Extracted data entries
--- start ---
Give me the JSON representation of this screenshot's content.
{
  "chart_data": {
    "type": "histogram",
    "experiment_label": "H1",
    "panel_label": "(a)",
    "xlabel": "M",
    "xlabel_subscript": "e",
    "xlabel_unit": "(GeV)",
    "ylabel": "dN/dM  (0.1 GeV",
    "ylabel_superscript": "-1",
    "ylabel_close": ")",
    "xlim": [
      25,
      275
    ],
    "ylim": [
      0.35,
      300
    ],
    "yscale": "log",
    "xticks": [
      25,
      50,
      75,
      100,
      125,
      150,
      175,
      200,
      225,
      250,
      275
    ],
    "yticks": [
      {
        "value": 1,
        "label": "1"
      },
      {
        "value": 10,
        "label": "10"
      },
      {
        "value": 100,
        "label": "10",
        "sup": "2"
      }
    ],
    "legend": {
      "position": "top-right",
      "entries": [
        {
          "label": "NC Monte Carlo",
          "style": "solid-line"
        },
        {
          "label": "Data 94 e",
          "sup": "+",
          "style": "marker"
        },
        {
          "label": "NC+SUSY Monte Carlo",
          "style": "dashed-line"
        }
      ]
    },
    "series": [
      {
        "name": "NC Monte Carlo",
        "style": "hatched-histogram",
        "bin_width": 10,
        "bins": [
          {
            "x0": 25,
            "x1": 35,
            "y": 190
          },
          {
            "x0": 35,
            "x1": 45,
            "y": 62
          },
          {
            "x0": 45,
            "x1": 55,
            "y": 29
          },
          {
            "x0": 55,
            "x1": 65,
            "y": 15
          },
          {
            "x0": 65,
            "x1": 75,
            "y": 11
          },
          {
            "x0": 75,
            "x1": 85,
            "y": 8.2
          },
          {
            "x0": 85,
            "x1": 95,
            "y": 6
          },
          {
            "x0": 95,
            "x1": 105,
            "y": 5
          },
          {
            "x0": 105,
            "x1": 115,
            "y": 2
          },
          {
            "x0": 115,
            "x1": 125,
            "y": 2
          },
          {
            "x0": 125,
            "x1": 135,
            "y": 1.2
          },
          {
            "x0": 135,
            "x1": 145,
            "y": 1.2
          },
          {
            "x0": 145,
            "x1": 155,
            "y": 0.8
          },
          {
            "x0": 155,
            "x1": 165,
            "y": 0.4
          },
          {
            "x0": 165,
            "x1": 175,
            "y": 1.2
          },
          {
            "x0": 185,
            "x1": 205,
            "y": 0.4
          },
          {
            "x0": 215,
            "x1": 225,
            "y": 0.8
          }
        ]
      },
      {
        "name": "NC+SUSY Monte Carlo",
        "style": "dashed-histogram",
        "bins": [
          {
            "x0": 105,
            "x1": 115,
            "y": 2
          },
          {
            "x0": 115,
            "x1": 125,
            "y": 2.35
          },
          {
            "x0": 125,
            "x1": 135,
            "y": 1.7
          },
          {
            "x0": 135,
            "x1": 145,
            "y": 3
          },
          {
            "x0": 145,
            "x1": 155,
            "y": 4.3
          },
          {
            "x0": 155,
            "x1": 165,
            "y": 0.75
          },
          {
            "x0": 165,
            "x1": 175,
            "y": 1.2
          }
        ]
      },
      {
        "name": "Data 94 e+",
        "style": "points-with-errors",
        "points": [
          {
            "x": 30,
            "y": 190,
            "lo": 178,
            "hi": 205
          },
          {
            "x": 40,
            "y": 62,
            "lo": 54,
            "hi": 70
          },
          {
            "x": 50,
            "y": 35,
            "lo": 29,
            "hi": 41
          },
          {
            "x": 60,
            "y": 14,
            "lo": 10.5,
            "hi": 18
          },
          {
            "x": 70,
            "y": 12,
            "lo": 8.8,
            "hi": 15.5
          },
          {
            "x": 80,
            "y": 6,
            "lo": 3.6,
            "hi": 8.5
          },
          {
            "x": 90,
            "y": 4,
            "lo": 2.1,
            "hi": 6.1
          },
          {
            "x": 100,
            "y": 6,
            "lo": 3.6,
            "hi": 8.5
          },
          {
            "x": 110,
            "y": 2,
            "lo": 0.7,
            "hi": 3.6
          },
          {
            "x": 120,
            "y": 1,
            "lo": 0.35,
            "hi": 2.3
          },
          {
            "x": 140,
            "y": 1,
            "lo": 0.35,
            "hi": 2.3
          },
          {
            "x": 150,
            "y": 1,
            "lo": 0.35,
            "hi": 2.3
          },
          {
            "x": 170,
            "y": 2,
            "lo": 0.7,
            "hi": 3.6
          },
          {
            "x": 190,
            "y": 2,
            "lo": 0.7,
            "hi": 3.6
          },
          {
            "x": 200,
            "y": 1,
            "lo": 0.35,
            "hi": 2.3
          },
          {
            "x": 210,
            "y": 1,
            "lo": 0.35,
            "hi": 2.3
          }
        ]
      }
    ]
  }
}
--- end ---
» SHORT PROBLEM: Write out every entry word for word.

» EXERCISE RESULT:
Give me the JSON representation of this screenshot's content.
{
  "chart_data": {
    "type": "histogram",
    "experiment_label": "H1",
    "panel_label": "(a)",
    "xlabel": "M",
    "xlabel_subscript": "e",
    "xlabel_unit": "(GeV)",
    "ylabel": "dN/dM  (0.1 GeV",
    "ylabel_superscript": "-1",
    "ylabel_close": ")",
    "xlim": [
      25,
      275
    ],
    "ylim": [
      0.35,
      300
    ],
    "yscale": "log",
    "xticks": [
      25,
      50,
      75,
      100,
      125,
      150,
      175,
      200,
      225,
      250,
      275
    ],
    "yticks": [
      {
        "value": 1,
        "label": "1"
      },
      {
        "value": 10,
        "label": "10"
      },
      {
        "value": 100,
        "label": "10",
        "sup": "2"
      }
    ],
    "legend": {
      "position": "top-right",
      "entries": [
        {
          "label": "NC Monte Carlo",
          "style": "solid-line"
        },
        {
          "label": "Data 94 e",
          "sup": "+",
          "style": "marker"
        },
        {
          "label": "NC+SUSY Monte Carlo",
          "style": "dashed-line"
        }
      ]
    },
    "series": [
      {
        "name": "NC Monte Carlo",
        "style": "hatched-histogram",
        "bin_width": 10,
        "bins": [
          {
            "x0": 25,
            "x1": 35,
            "y": 190
          },
          {
            "x0": 35,
            "x1": 45,
            "y": 62
          },
          {
            "x0": 45,
            "x1": 55,
            "y": 29
          },
          {
            "x0": 55,
            "x1": 65,
            "y": 15
          },
          {
            "x0": 65,
            "x1": 75,
            "y": 11
          },
          {
            "x0": 75,
            "x1": 85,
            "y": 8.2
          },
          {
            "x0": 85,
            "x1": 95,
            "y": 6
          },
          {
            "x0": 95,
            "x1": 105,
            "y": 5
          },
          {
            "x0": 105,
            "x1": 115,
            "y": 2
          },
          {
            "x0": 115,
            "x1": 125,
            "y": 2
          },
          {
            "x0": 125,
            "x1": 135,
            "y": 1.2
          },
          {
            "x0": 135,
            "x1": 145,
            "y": 1.2
          },
          {
            "x0": 145,
            "x1": 155,
            "y": 0.8
          },
          {
            "x0": 155,
            "x1": 165,
            "y": 0.4
          },
          {
            "x0": 165,
            "x1": 175,
            "y": 1.2
          },
          {
            "x0": 185,
            "x1": 205,
            "y": 0.4
          },
          {
            "x0": 215,
            "x1": 225,
            "y": 0.8
          }
        ]
      },
      {
        "name": "NC+SUSY Monte Carlo",
        "style": "dashed-histogram",
        "bins": [
          {
            "x0": 105,
            "x1": 115,
            "y": 2
          },
          {
            "x0": 115,
            "x1": 125,
            "y": 2.35
          },
          {
            "x0": 125,
            "x1": 135,
            "y": 1.7
          },
          {
            "x0": 135,
            "x1": 145,
            "y": 3
          },
          {
            "x0": 145,
            "x1": 155,
            "y": 4.3
          },
          {
            "x0": 155,
            "x1": 165,
            "y": 0.75
          },
          {
            "x0": 165,
            "x1": 175,
            "y": 1.2
          }
        ]
      },
      {
        "name": "Data 94 e+",
        "style": "points-with-errors",
        "points": [
          {
            "x": 30,
            "y": 190,
            "lo": 178,
            "hi": 205
          },
          {
            "x": 40,
            "y": 62,
            "lo": 54,
            "hi": 70
          },
          {
            "x": 50,
            "y": 35,
            "lo": 29,
            "hi": 41
          },
          {
            "x": 60,
            "y": 14,
            "lo": 10.5,
            "hi": 18
          },
          {
            "x": 70,
            "y": 12,
            "lo": 8.8,
            "hi": 15.5
          },
          {
            "x": 80,
            "y": 6,
            "lo": 3.6,
            "hi": 8.5
          },
          {
            "x": 90,
            "y": 4,
            "lo": 2.1,
            "hi": 6.1
          },
          {
            "x": 100,
            "y": 6,
            "lo": 3.6,
            "hi": 8.5
          },
          {
            "x": 110,
            "y": 2,
            "lo": 0.7,
            "hi": 3.6
          },
          {
            "x": 120,
            "y": 1,
            "lo": 0.35,
            "hi": 2.3
          },
          {
            "x": 140,
            "y": 1,
            "lo": 0.35,
            "hi": 2.3
          },
          {
            "x": 150,
            "y": 1,
            "lo": 0.35,
            "hi": 2.3
          },
          {
            "x": 170,
            "y": 2,
            "lo": 0.7,
            "hi": 3.6
          },
          {
            "x": 190,
            "y": 2,
            "lo": 0.7,
            "hi": 3.6
          },
          {
            "x": 200,
            "y": 1,
            "lo": 0.35,
            "hi": 2.3
          },
          {
            "x": 210,
            "y": 1,
            "lo": 0.35,
            "hi": 2.3
          }
        ]
      }
    ]
  }
}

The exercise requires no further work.